— start —
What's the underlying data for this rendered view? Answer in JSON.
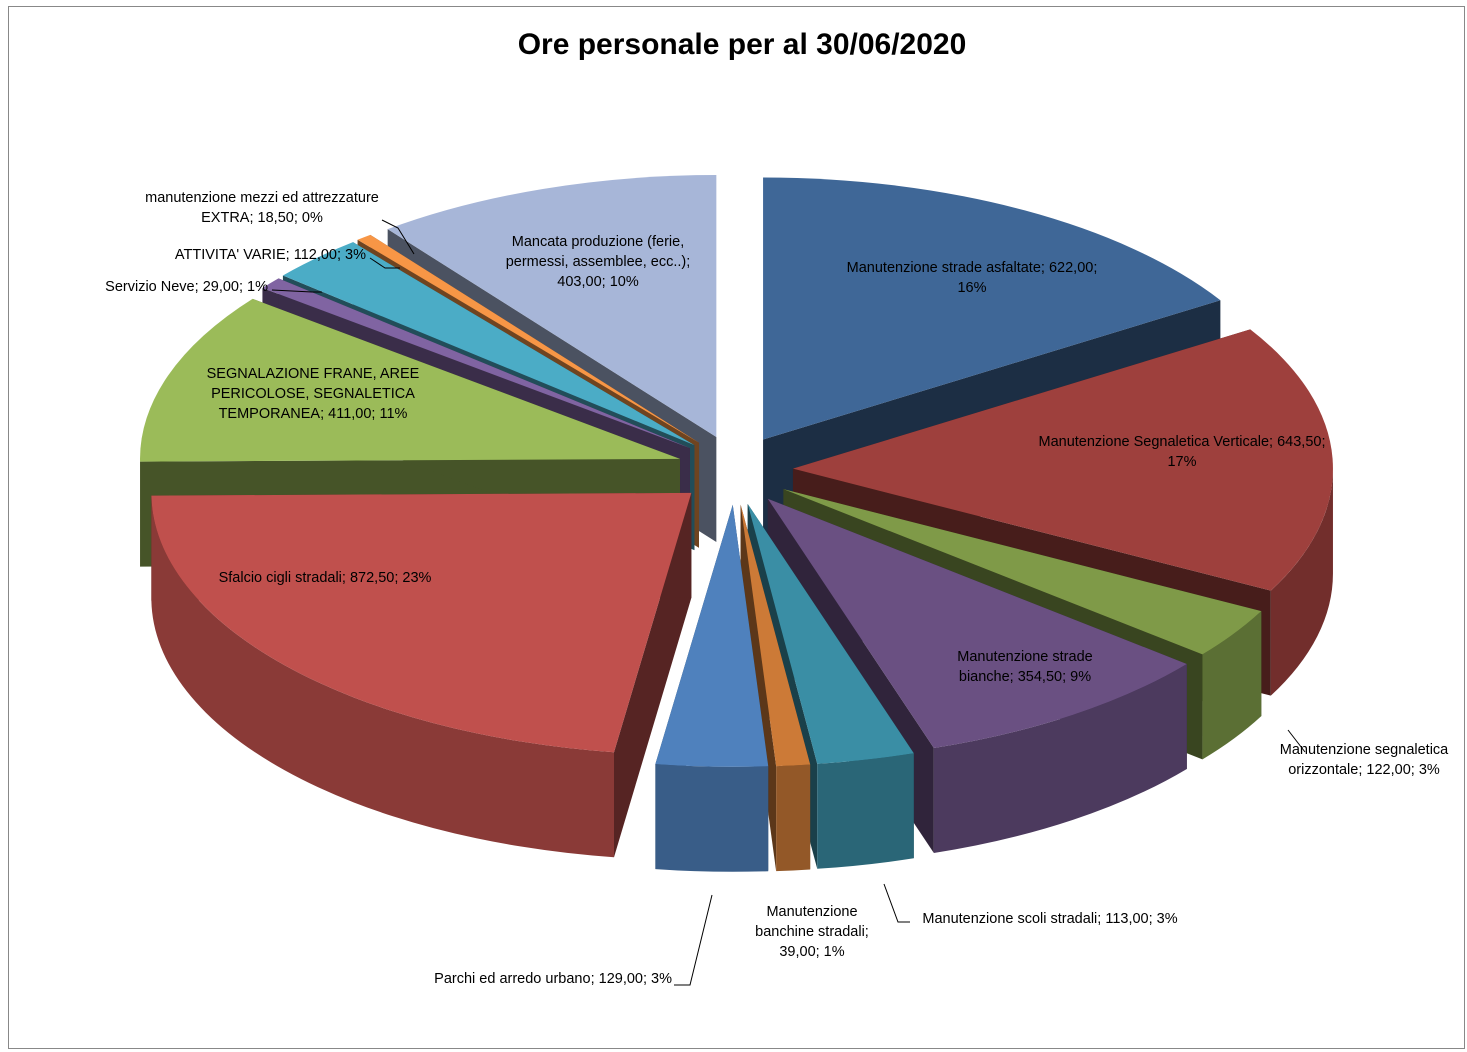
{
  "chart_data": {
    "type": "pie",
    "title": "Ore personale per al 30/06/2020",
    "categories": [
      "Manutenzione strade asfaltate",
      "Manutenzione Segnaletica Verticale",
      "Manutenzione segnaletica orizzontale",
      "Manutenzione strade bianche",
      "Manutenzione scoli stradali",
      "Manutenzione banchine stradali",
      "Parchi ed arredo urbano",
      "Sfalcio cigli stradali",
      "SEGNALAZIONE FRANE, AREE PERICOLOSE, SEGNALETICA TEMPORANEA",
      "Servizio Neve",
      "ATTIVITA' VARIE",
      "manutenzione mezzi ed attrezzature EXTRA",
      "Mancata produzione (ferie, permessi, assemblee, ecc..)"
    ],
    "values": [
      622,
      643.5,
      122,
      354.5,
      113,
      39,
      129,
      872.5,
      411,
      29,
      112,
      18.5,
      403
    ],
    "value_labels": [
      "622,00; 16%",
      "643,50; 17%",
      "122,00; 3%",
      "354,50; 9%",
      "113,00; 3%",
      "39,00; 1%",
      "129,00; 3%",
      "872,50; 23%",
      "411,00; 11%",
      "29,00; 1%",
      "112,00; 3%",
      "18,50; 0%",
      "403,00; 10%"
    ],
    "label_separator": "; ",
    "colors": [
      "#3f6797",
      "#9e403d",
      "#7f9a48",
      "#6a5082",
      "#3a8ea5",
      "#cc7a37",
      "#4f81bd",
      "#c0504d",
      "#9bbb59",
      "#8064a2",
      "#4bacc6",
      "#f79646",
      "#a7b6d8"
    ]
  }
}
— end —
**What is being asked:** Pictures are excluded; copy every other part of the records exactly.

**Response to this task:**
What's the underlying data for this rendered view? Answer in JSON.
{
  "chart_data": {
    "type": "pie",
    "title": "Ore personale per al 30/06/2020",
    "categories": [
      "Manutenzione strade asfaltate",
      "Manutenzione Segnaletica Verticale",
      "Manutenzione segnaletica orizzontale",
      "Manutenzione strade bianche",
      "Manutenzione scoli stradali",
      "Manutenzione banchine stradali",
      "Parchi ed arredo urbano",
      "Sfalcio cigli stradali",
      "SEGNALAZIONE FRANE, AREE PERICOLOSE, SEGNALETICA TEMPORANEA",
      "Servizio Neve",
      "ATTIVITA' VARIE",
      "manutenzione mezzi ed attrezzature EXTRA",
      "Mancata produzione (ferie, permessi, assemblee, ecc..)"
    ],
    "values": [
      622,
      643.5,
      122,
      354.5,
      113,
      39,
      129,
      872.5,
      411,
      29,
      112,
      18.5,
      403
    ],
    "value_labels": [
      "622,00; 16%",
      "643,50; 17%",
      "122,00; 3%",
      "354,50; 9%",
      "113,00; 3%",
      "39,00; 1%",
      "129,00; 3%",
      "872,50; 23%",
      "411,00; 11%",
      "29,00; 1%",
      "112,00; 3%",
      "18,50; 0%",
      "403,00; 10%"
    ],
    "label_separator": "; ",
    "colors": [
      "#3f6797",
      "#9e403d",
      "#7f9a48",
      "#6a5082",
      "#3a8ea5",
      "#cc7a37",
      "#4f81bd",
      "#c0504d",
      "#9bbb59",
      "#8064a2",
      "#4bacc6",
      "#f79646",
      "#a7b6d8"
    ]
  }
}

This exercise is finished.